• [What you will do] Starting with the line that contains "annotation-arrow (200, 672, 384, 748)" and going on through the end of the entries, write those lines out again with "screenshot" swapped for "screen capture" and nothing else altered.

Layout annotation entries
■ ■ ■
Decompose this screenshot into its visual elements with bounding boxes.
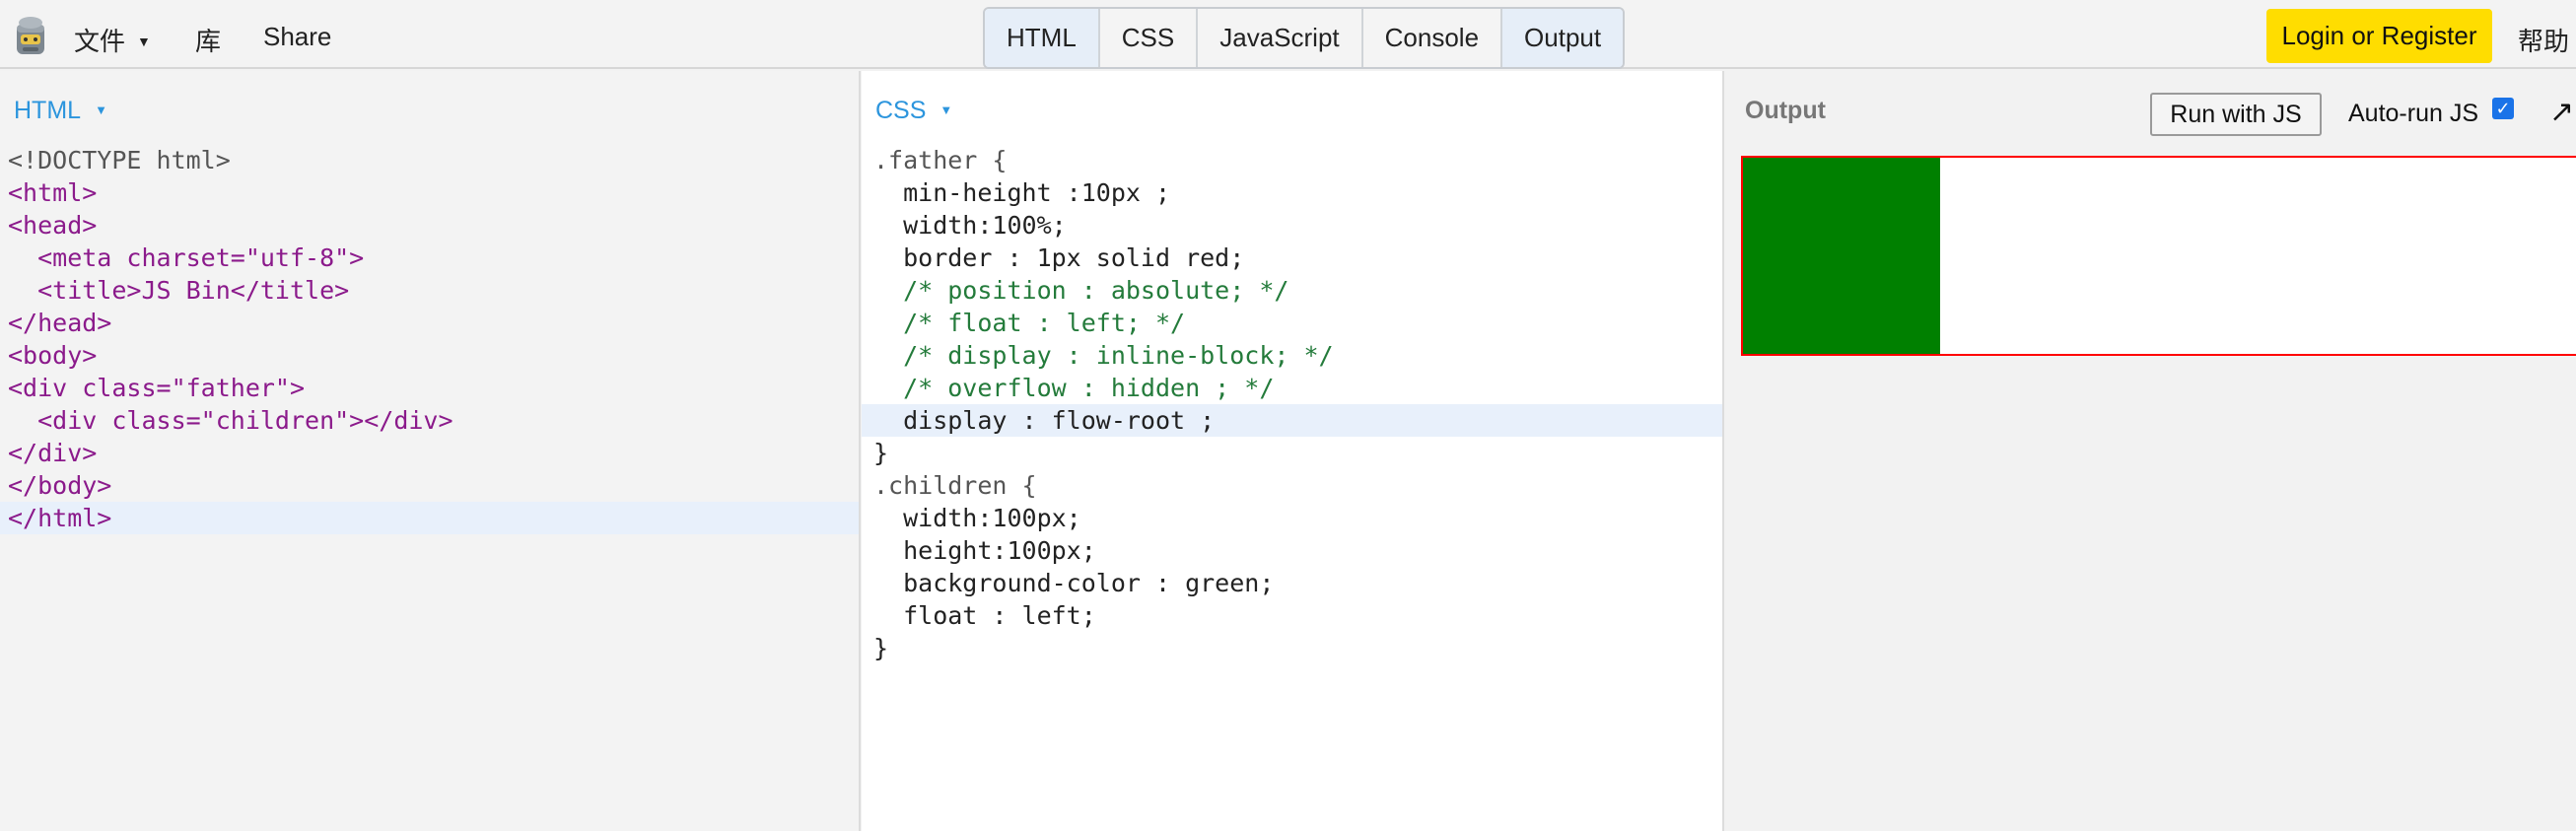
- toggle-css[interactable]: CSS: [1099, 9, 1199, 67]
- code-text: }: [873, 634, 889, 662]
- code-text: <meta charset="utf-8">: [8, 243, 365, 272]
- code-text: .father {: [873, 146, 1008, 174]
- code-line: <title>JS Bin</title>: [0, 274, 859, 307]
- code-line: <!DOCTYPE html>: [0, 144, 859, 176]
- output-panel-label: Output: [1745, 97, 1826, 124]
- code-text: </div>: [8, 439, 98, 467]
- code-line: float : left;: [862, 599, 1722, 632]
- code-line: /* float : left; */: [862, 307, 1722, 339]
- toggle-javascript[interactable]: JavaScript: [1198, 9, 1363, 67]
- popout-arrow-icon[interactable]: ↗: [2549, 95, 2574, 129]
- toggle-console[interactable]: Console: [1362, 9, 1503, 67]
- code-line: /* overflow : hidden ; */: [862, 372, 1722, 404]
- code-line: <div class="children"></div>: [0, 404, 859, 437]
- code-line: .father {: [862, 144, 1722, 176]
- library-menu[interactable]: 库: [195, 22, 221, 58]
- code-text: .children {: [873, 471, 1037, 500]
- code-line: width:100px;: [862, 502, 1722, 534]
- autorun-checkbox[interactable]: ✓: [2492, 98, 2514, 119]
- jsbin-logo-icon[interactable]: [13, 15, 48, 58]
- top-toolbar: 文件 ▼ 库 Share HTML CSS JavaScript Console …: [0, 0, 2576, 69]
- code-text: <body>: [8, 341, 98, 370]
- code-line: }: [862, 632, 1722, 664]
- code-text: min-height :10px ;: [873, 178, 1171, 207]
- code-line: </body>: [0, 469, 859, 502]
- autorun-label: Auto-run JS: [2348, 100, 2479, 127]
- caret-down-icon: ▼: [940, 103, 953, 117]
- code-line: }: [862, 437, 1722, 469]
- code-line: <meta charset="utf-8">: [0, 242, 859, 274]
- code-line: /* position : absolute; */: [862, 274, 1722, 307]
- code-line: <div class="father">: [0, 372, 859, 404]
- code-comment: /* position : absolute; */: [873, 276, 1289, 305]
- code-line: <html>: [0, 176, 859, 209]
- code-text: background-color : green;: [873, 569, 1275, 597]
- code-comment: /* overflow : hidden ; */: [873, 374, 1275, 402]
- code-line: <body>: [0, 339, 859, 372]
- file-menu[interactable]: 文件 ▼: [74, 22, 151, 58]
- code-text: <html>: [8, 178, 98, 207]
- code-text: height:100px;: [873, 536, 1096, 565]
- caret-down-icon: ▼: [95, 103, 107, 117]
- code-line: .children {: [862, 469, 1722, 502]
- code-text: }: [873, 439, 889, 467]
- code-text: </html>: [8, 504, 112, 532]
- html-panel-label-text: HTML: [14, 97, 82, 124]
- html-editor-panel: HTML ▼ <!DOCTYPE html> <html> <head> <met…: [0, 71, 861, 831]
- code-text: width:100%;: [873, 211, 1067, 240]
- code-line: background-color : green;: [862, 567, 1722, 599]
- code-line: border : 1px solid red;: [862, 242, 1722, 274]
- code-line: /* display : inline-block; */: [862, 339, 1722, 372]
- code-text: <head>: [8, 211, 98, 240]
- output-father-box: [1741, 156, 2576, 356]
- code-text: <!DOCTYPE html>: [8, 146, 231, 174]
- code-line: height:100px;: [862, 534, 1722, 567]
- code-text: </body>: [8, 471, 112, 500]
- toggle-html[interactable]: HTML: [985, 9, 1100, 67]
- code-line-active: </html>: [0, 502, 859, 534]
- login-register-button[interactable]: Login or Register: [2266, 9, 2492, 63]
- code-text: width:100px;: [873, 504, 1081, 532]
- share-menu[interactable]: Share: [263, 22, 331, 52]
- code-text: <div class="father">: [8, 374, 306, 402]
- caret-down-icon: ▼: [137, 34, 151, 49]
- css-code-editor[interactable]: .father { min-height :10px ; width:100%;…: [862, 144, 1722, 664]
- code-line: min-height :10px ;: [862, 176, 1722, 209]
- code-text: <title>JS Bin</title>: [8, 276, 350, 305]
- html-code-editor[interactable]: <!DOCTYPE html> <html> <head> <meta char…: [0, 144, 859, 534]
- code-text: <div class="children"></div>: [8, 406, 453, 435]
- code-line: </head>: [0, 307, 859, 339]
- output-children-box: [1743, 158, 1940, 354]
- output-panel: Output Run with JS Auto-run JS ✓ ↗: [1725, 71, 2576, 831]
- toggle-output[interactable]: Output: [1502, 9, 1624, 67]
- html-panel-label[interactable]: HTML ▼: [14, 97, 107, 125]
- run-with-js-button[interactable]: Run with JS: [2150, 93, 2322, 136]
- code-text: </head>: [8, 309, 112, 337]
- code-text: display : flow-root ;: [873, 406, 1216, 435]
- code-line-active: display : flow-root ;: [862, 404, 1722, 437]
- code-comment: /* float : left; */: [873, 309, 1186, 337]
- code-line: width:100%;: [862, 209, 1722, 242]
- code-line: </div>: [0, 437, 859, 469]
- css-panel-label[interactable]: CSS ▼: [875, 97, 952, 125]
- panel-toggle-group: HTML CSS JavaScript Console Output: [983, 7, 1626, 69]
- css-panel-label-text: CSS: [875, 97, 927, 124]
- code-text: float : left;: [873, 601, 1096, 630]
- css-editor-panel: CSS ▼ .father { min-height :10px ; width:…: [862, 71, 1724, 831]
- file-menu-label: 文件: [74, 27, 126, 56]
- code-text: border : 1px solid red;: [873, 243, 1245, 272]
- code-line: <head>: [0, 209, 859, 242]
- code-comment: /* display : inline-block; */: [873, 341, 1334, 370]
- help-menu[interactable]: 帮助: [2518, 22, 2569, 58]
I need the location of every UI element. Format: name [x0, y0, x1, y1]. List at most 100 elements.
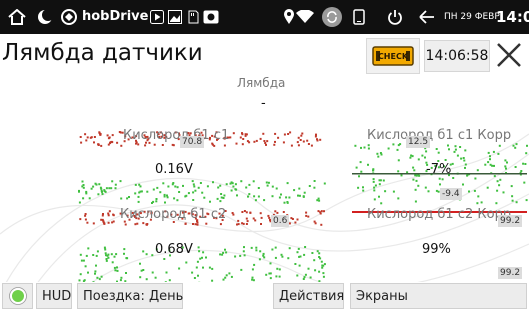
history-dot: [468, 190, 470, 193]
history-dot: [280, 193, 282, 196]
history-dot: [454, 148, 457, 151]
history-dot: [192, 199, 195, 201]
history-dot: [498, 144, 501, 147]
history-dot: [225, 251, 228, 254]
history-dot: [526, 144, 528, 147]
history-dot: [243, 254, 246, 257]
history-dot: [360, 170, 363, 173]
history-dot: [184, 222, 187, 225]
history-dot: [278, 196, 281, 199]
history-dot: [438, 177, 441, 180]
history-dot: [99, 133, 102, 135]
history-dot: [245, 217, 248, 220]
history-dot: [171, 183, 174, 186]
history-dot: [319, 138, 322, 141]
history-dot: [174, 185, 177, 188]
history-dot: [480, 201, 483, 204]
history-dot: [86, 136, 89, 139]
history-dot: [474, 177, 477, 180]
history-dot: [104, 248, 107, 251]
history-dot: [213, 144, 216, 147]
history-dot: [378, 183, 381, 186]
history-dot: [424, 186, 427, 189]
history-dot: [151, 202, 153, 204]
history-dot: [152, 188, 155, 191]
back-arrow-icon[interactable]: [418, 8, 436, 26]
history-dot: [260, 223, 262, 225]
history-dot: [146, 190, 149, 193]
history-dot: [168, 279, 171, 282]
history-dot: [249, 211, 252, 214]
history-dot: [303, 276, 306, 279]
hud-button[interactable]: HUD: [36, 283, 72, 309]
history-dot: [273, 143, 276, 146]
history-dot: [240, 180, 243, 183]
history-dot: [114, 183, 117, 186]
history-dot: [247, 195, 249, 198]
history-dot: [306, 139, 309, 142]
clock-display: 14:06:58: [424, 40, 490, 72]
check-engine-button[interactable]: CHECK: [366, 38, 420, 74]
actions-button[interactable]: Действия: [273, 283, 344, 309]
history-dot: [105, 259, 108, 262]
history-dot: [473, 189, 476, 192]
history-dot: [120, 276, 123, 279]
history-dot: [79, 218, 82, 221]
history-dot: [522, 162, 525, 165]
history-dot: [520, 170, 523, 172]
history-dot: [194, 223, 197, 226]
history-dot: [246, 220, 249, 223]
history-dot: [262, 132, 265, 135]
history-dot: [242, 138, 245, 140]
history-dot: [286, 201, 289, 203]
history-dot: [100, 187, 103, 190]
history-dot: [266, 140, 269, 143]
history-dot: [492, 150, 495, 153]
power-icon[interactable]: [386, 8, 404, 26]
history-dot: [223, 194, 226, 197]
history-dot: [476, 202, 479, 205]
history-dot: [222, 278, 225, 281]
history-dot: [245, 211, 248, 214]
history-dot: [307, 267, 310, 270]
history-dot: [194, 189, 197, 192]
history-dot: [392, 190, 395, 193]
home-icon[interactable]: [8, 8, 26, 26]
history-dot: [222, 197, 225, 199]
status-indicator-button[interactable]: [2, 283, 33, 309]
history-dot: [323, 210, 325, 213]
history-dot: [372, 180, 375, 183]
history-dot: [145, 223, 148, 226]
history-dot: [274, 256, 277, 259]
history-dot: [178, 191, 181, 193]
history-dot: [463, 159, 466, 162]
history-dot: [354, 144, 357, 147]
history-dot: [382, 179, 385, 182]
history-dot: [245, 186, 248, 189]
history-dot: [373, 189, 376, 192]
history-dot: [93, 136, 96, 138]
history-dot: [297, 194, 299, 197]
history-dot: [304, 273, 307, 276]
close-button[interactable]: [492, 37, 526, 73]
history-dot: [314, 269, 317, 272]
history-dot: [417, 184, 420, 187]
history-dot: [321, 266, 324, 269]
history-dot: [271, 248, 274, 251]
history-dot: [208, 266, 211, 269]
screens-button[interactable]: Экраны: [350, 283, 527, 309]
history-dot: [124, 223, 127, 226]
lambda-value: -: [261, 96, 266, 111]
history-dot: [414, 200, 417, 203]
history-dot: [191, 271, 194, 274]
history-dot: [439, 183, 441, 186]
trip-selector-button[interactable]: Поездка: День: [77, 283, 183, 309]
history-dot: [301, 132, 304, 135]
history-dot: [228, 272, 231, 275]
history-dot: [144, 144, 147, 147]
history-dot: [299, 139, 302, 141]
history-dot: [198, 250, 201, 253]
photo-icon: [202, 8, 220, 26]
history-dot: [155, 200, 158, 203]
history-dot: [304, 246, 307, 248]
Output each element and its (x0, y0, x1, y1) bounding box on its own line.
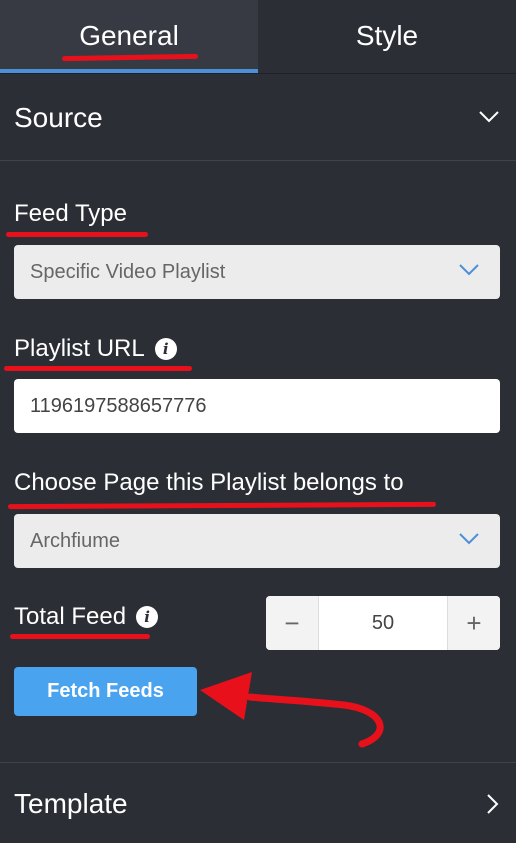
annotation-arrow (200, 672, 384, 748)
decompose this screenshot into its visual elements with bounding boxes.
■ ■ ■
• [Task answer]
annotation-arrow (200, 672, 384, 748)
decompose this screen capture into its visual elements with bounding boxes.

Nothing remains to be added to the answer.